▶ What to do
Find the lines in the records that carry the word "discharge". Copy each one.

▶ Task input
----------------
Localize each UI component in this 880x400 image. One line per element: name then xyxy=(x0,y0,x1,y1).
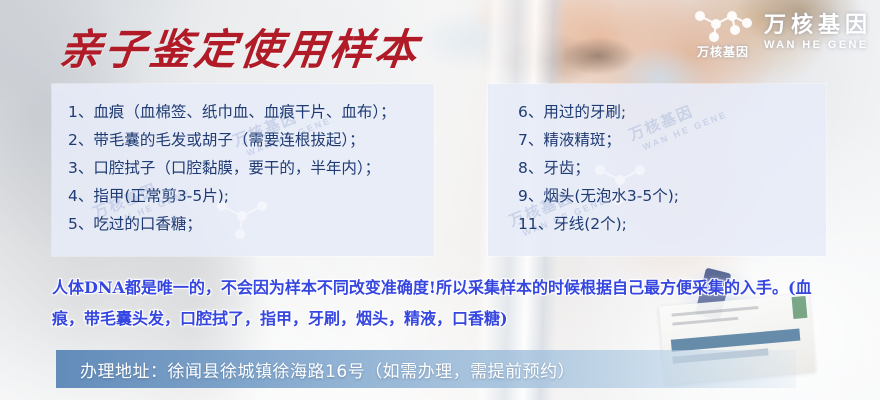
brand-name-cn: 万核基因 xyxy=(764,12,872,37)
brand-logo: 万核基因 万核基因 WAN HE GENE xyxy=(692,6,872,58)
address-banner: 办理地址：徐闻县徐城镇徐海路16号（如需办理，需提前预约） xyxy=(56,350,796,388)
list-item: 2、带毛囊的毛发或胡子（需要连根拔起）； xyxy=(68,126,434,154)
list-item: 6、用过的牙刷; xyxy=(518,98,826,126)
list-item: 1、血痕（血棉签、纸巾血、血痕干片、血布）； xyxy=(68,98,434,126)
brand-name-en: WAN HE GENE xyxy=(764,39,872,52)
list-item: 3、口腔拭子（口腔黏膜，要干的，半年内）； xyxy=(68,154,434,182)
list-item: 9、烟头(无泡水3-5个); xyxy=(518,182,826,210)
sample-list-right: 6、用过的牙刷; 7、精液精斑； 8、牙齿； 9、烟头(无泡水3-5个); 11… xyxy=(488,84,826,238)
brand-mark-label: 万核基因 xyxy=(692,43,754,60)
address-text: 办理地址：徐闻县徐城镇徐海路16号（如需办理，需提前预约） xyxy=(56,357,575,382)
list-item: 8、牙齿； xyxy=(518,154,826,182)
poster-root: 亲子鉴定使用样本 万核基因 xyxy=(0,0,880,400)
list-item: 5、吃过的口香糖； xyxy=(68,210,434,238)
brand-names: 万核基因 WAN HE GENE xyxy=(764,12,872,52)
page-title: 亲子鉴定使用样本 xyxy=(56,16,424,77)
sample-list-left: 1、血痕（血棉签、纸巾血、血痕干片、血布）； 2、带毛囊的毛发或胡子（需要连根拔… xyxy=(52,84,434,238)
list-item: 11、牙线(2个); xyxy=(518,210,826,238)
list-item: 4、指甲(正常剪3-5片); xyxy=(68,182,434,210)
molecule-node-icon: 万核基因 xyxy=(692,6,754,58)
sample-list-panel-left: 万核基因 WAN HE GENE 万核基因 WAN HE GENE 1、血痕（血… xyxy=(52,84,434,256)
sample-list-panel-right: 万核基因 WAN HE GENE 万核基因 WAN HE GENE 6、用过的牙… xyxy=(488,84,826,256)
list-item: 7、精液精斑； xyxy=(518,126,826,154)
note-paragraph: 人体DNA都是唯一的，不会因为样本不同改变准确度!所以采集样本的时候根据自己最方… xyxy=(52,272,842,334)
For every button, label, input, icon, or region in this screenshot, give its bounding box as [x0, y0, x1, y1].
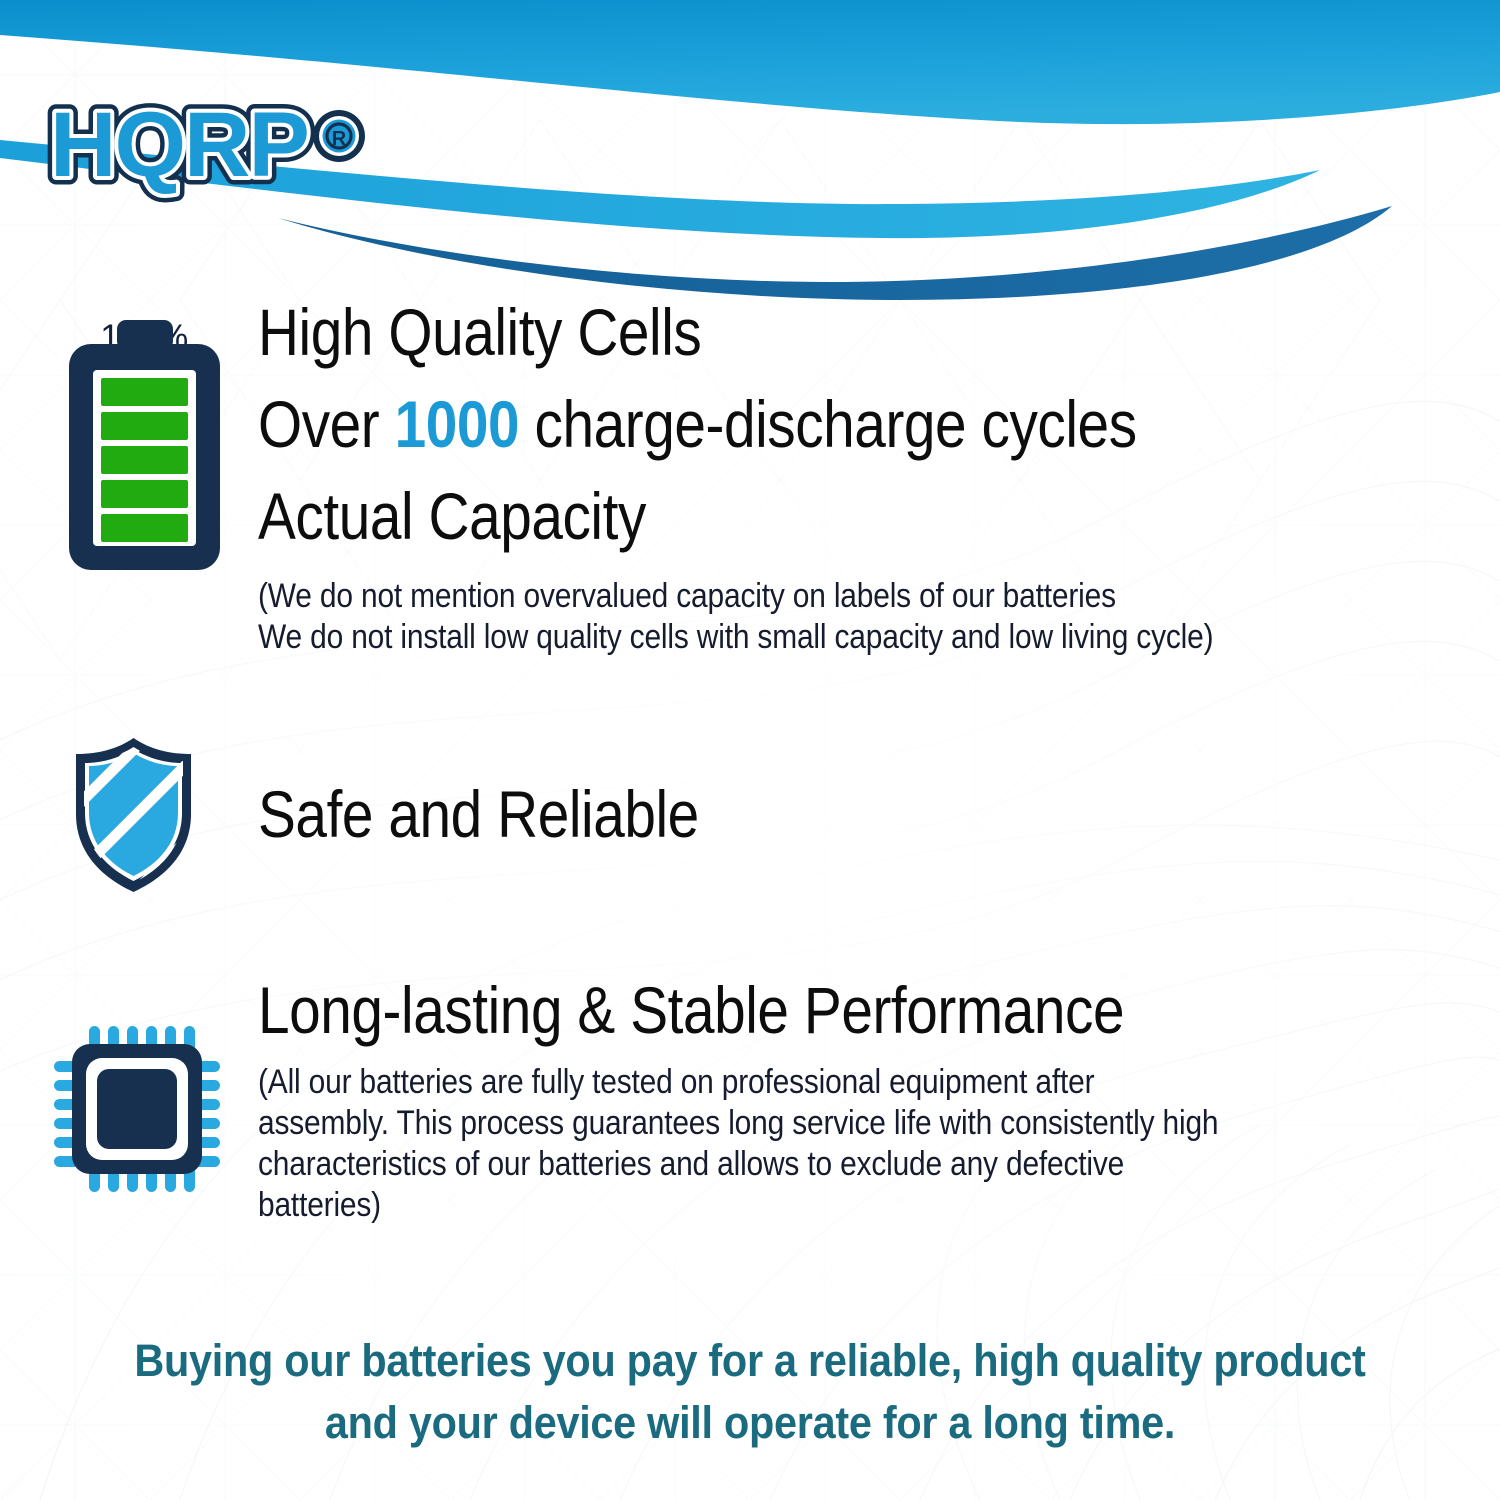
registered-trademark-icon: R [313, 110, 365, 162]
footer-tagline: Buying our batteries you pay for a relia… [60, 1330, 1440, 1454]
feature-3-body: (All our batteries are fully tested on p… [258, 1062, 1218, 1226]
feature-1-body: (We do not mention overvalued capacity o… [258, 576, 1213, 658]
cpu-chip-icon [52, 1024, 222, 1194]
feature-2-heading: Safe and Reliable [258, 776, 699, 852]
feature-1-heading-line-2: Actual Capacity [258, 478, 646, 554]
svg-text:HQRP: HQRP [50, 94, 308, 196]
feature-1-body-line-2: We do not install low quality cells with… [258, 617, 1213, 658]
feature-3-body-line-3: characteristics of our batteries and all… [258, 1144, 1218, 1185]
footer-tagline-line-2: and your device will operate for a long … [60, 1392, 1440, 1454]
cycles-count-highlight: 1000 [395, 387, 520, 461]
footer-tagline-line-1: Buying our batteries you pay for a relia… [60, 1330, 1440, 1392]
cycles-prefix: Over [258, 387, 395, 461]
cycles-suffix: charge-discharge cycles [519, 387, 1136, 461]
infographic-page: HQRP HQRP HQRP R 100% [0, 0, 1500, 1500]
feature-3-body-line-1: (All our batteries are fully tested on p… [258, 1062, 1218, 1103]
feature-3-heading: Long-lasting & Stable Performance [258, 972, 1124, 1048]
shield-icon [66, 735, 201, 895]
svg-text:R: R [332, 128, 347, 150]
feature-3-body-line-4: batteries) [258, 1185, 1218, 1226]
feature-1-heading-line-1: High Quality Cells [258, 294, 701, 370]
hqrp-logo: HQRP HQRP HQRP R [46, 88, 406, 208]
feature-3-body-line-2: assembly. This process guarantees long s… [258, 1103, 1218, 1144]
feature-1-heading-cycles: Over 1000 charge-discharge cycles [258, 386, 1137, 462]
battery-full-icon [62, 318, 227, 573]
feature-1-body-line-1: (We do not mention overvalued capacity o… [258, 576, 1213, 617]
----------------
▶ Result
cycles-suffix: charge-discharge cycles [519, 387, 1136, 461]
feature-1-heading-cycles: Over 1000 charge-discharge cycles [258, 386, 1137, 462]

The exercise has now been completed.